* [Set exercise]
Print the entries verbatim, leaving out the images they contain.

* [Supplied records]
<<<<
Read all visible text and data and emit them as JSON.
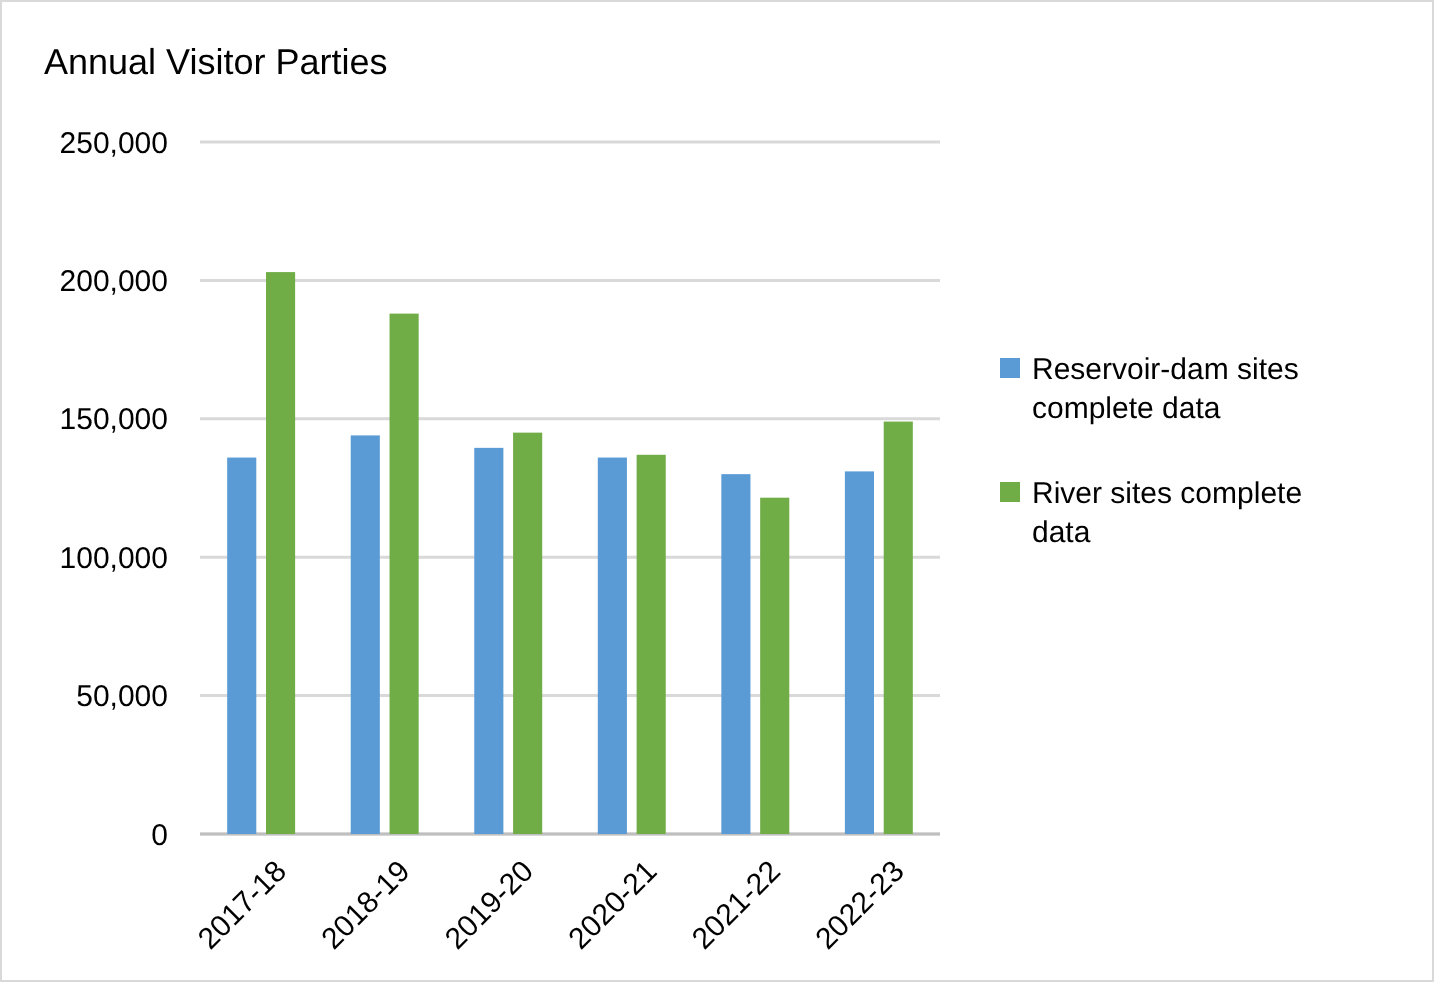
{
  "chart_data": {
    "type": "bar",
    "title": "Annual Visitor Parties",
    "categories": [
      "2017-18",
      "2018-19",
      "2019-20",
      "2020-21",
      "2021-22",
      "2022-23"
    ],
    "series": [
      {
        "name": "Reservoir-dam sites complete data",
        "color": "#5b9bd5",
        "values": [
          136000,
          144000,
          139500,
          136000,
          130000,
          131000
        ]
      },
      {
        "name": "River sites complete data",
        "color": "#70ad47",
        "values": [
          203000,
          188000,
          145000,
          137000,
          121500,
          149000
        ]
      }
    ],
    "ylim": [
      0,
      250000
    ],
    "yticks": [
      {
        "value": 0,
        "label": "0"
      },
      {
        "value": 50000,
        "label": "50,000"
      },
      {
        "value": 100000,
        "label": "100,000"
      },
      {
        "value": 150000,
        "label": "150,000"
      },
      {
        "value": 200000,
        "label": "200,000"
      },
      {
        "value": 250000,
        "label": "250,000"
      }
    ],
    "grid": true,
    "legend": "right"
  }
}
>>>>
* [The response]
Read all visible text and data and emit them as JSON.
{
  "chart_data": {
    "type": "bar",
    "title": "Annual Visitor Parties",
    "categories": [
      "2017-18",
      "2018-19",
      "2019-20",
      "2020-21",
      "2021-22",
      "2022-23"
    ],
    "series": [
      {
        "name": "Reservoir-dam sites complete data",
        "color": "#5b9bd5",
        "values": [
          136000,
          144000,
          139500,
          136000,
          130000,
          131000
        ]
      },
      {
        "name": "River sites complete data",
        "color": "#70ad47",
        "values": [
          203000,
          188000,
          145000,
          137000,
          121500,
          149000
        ]
      }
    ],
    "ylim": [
      0,
      250000
    ],
    "yticks": [
      {
        "value": 0,
        "label": "0"
      },
      {
        "value": 50000,
        "label": "50,000"
      },
      {
        "value": 100000,
        "label": "100,000"
      },
      {
        "value": 150000,
        "label": "150,000"
      },
      {
        "value": 200000,
        "label": "200,000"
      },
      {
        "value": 250000,
        "label": "250,000"
      }
    ],
    "grid": true,
    "legend": "right"
  }
}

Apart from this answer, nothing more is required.